**TASK**
In the records that follow, show each line where the word "name" is present.

**EXTRACTED DATA**
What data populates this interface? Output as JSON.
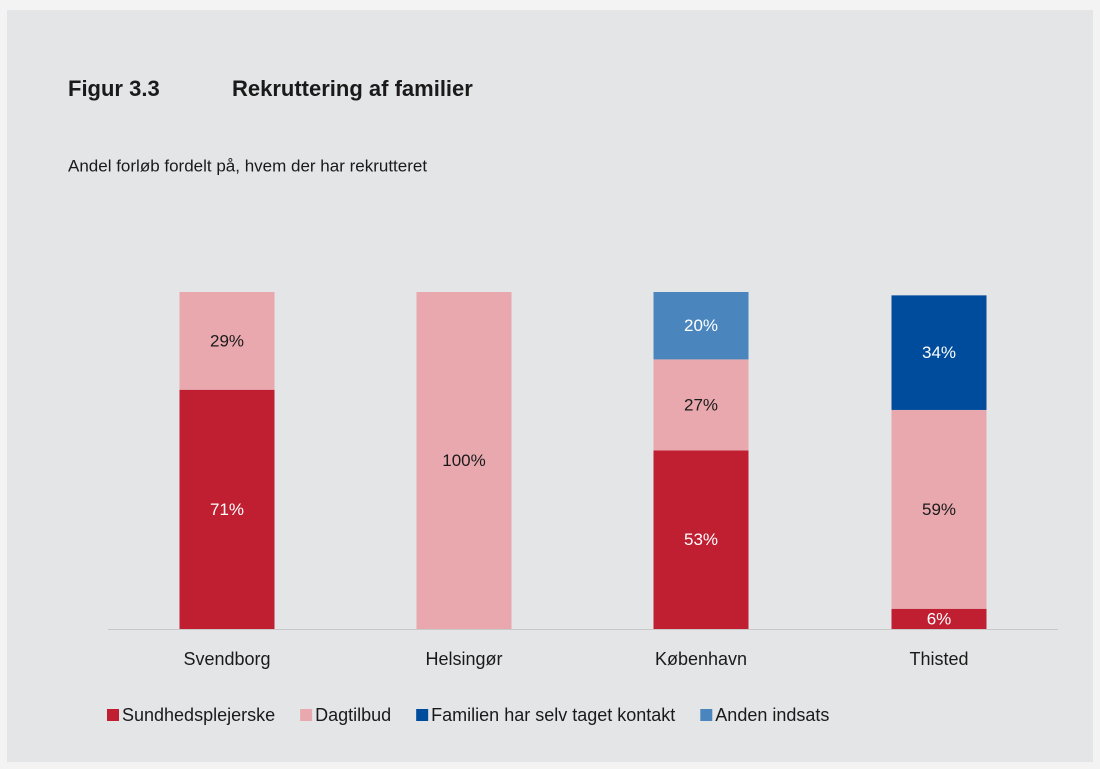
{
  "chart_data": {
    "type": "stacked_bar",
    "figure_label": "Figur 3.3",
    "title": "Rekruttering af familier",
    "subtitle": "Andel forløb fordelt på, hvem der har rekrutteret",
    "categories": [
      "Svendborg",
      "Helsingør",
      "København",
      "Thisted"
    ],
    "ylim": [
      0,
      100
    ],
    "series": [
      {
        "name": "Sundhedsplejerske",
        "color": "#c01f32",
        "values": [
          71,
          null,
          53,
          6
        ],
        "value_labels": [
          "71%",
          null,
          "53%",
          "6%"
        ]
      },
      {
        "name": "Dagtilbud",
        "color": "#e8a8ae",
        "values": [
          29,
          100,
          27,
          59
        ],
        "value_labels": [
          "29%",
          "100%",
          "27%",
          "59%"
        ]
      },
      {
        "name": "Familien har selv taget kontakt",
        "color": "#004c9c",
        "values": [
          null,
          null,
          null,
          34
        ],
        "value_labels": [
          null,
          null,
          null,
          "34%"
        ]
      },
      {
        "name": "Anden indsats",
        "color": "#4a86bd",
        "values": [
          null,
          null,
          20,
          null
        ],
        "value_labels": [
          null,
          null,
          "20%",
          null
        ]
      }
    ]
  }
}
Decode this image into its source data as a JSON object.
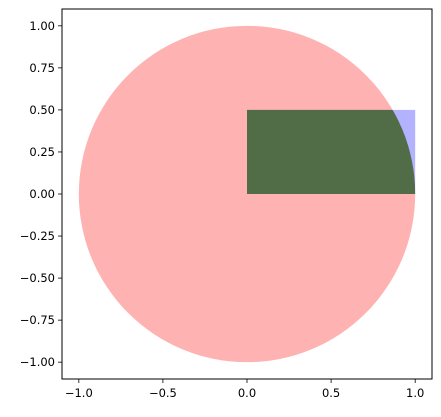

**SOLUTION**
        "name": "Sundhedsplejerske",
        "name": "Dagtilbud",
        "name": "Familien har selv taget kontakt",
        "name": "Anden indsats",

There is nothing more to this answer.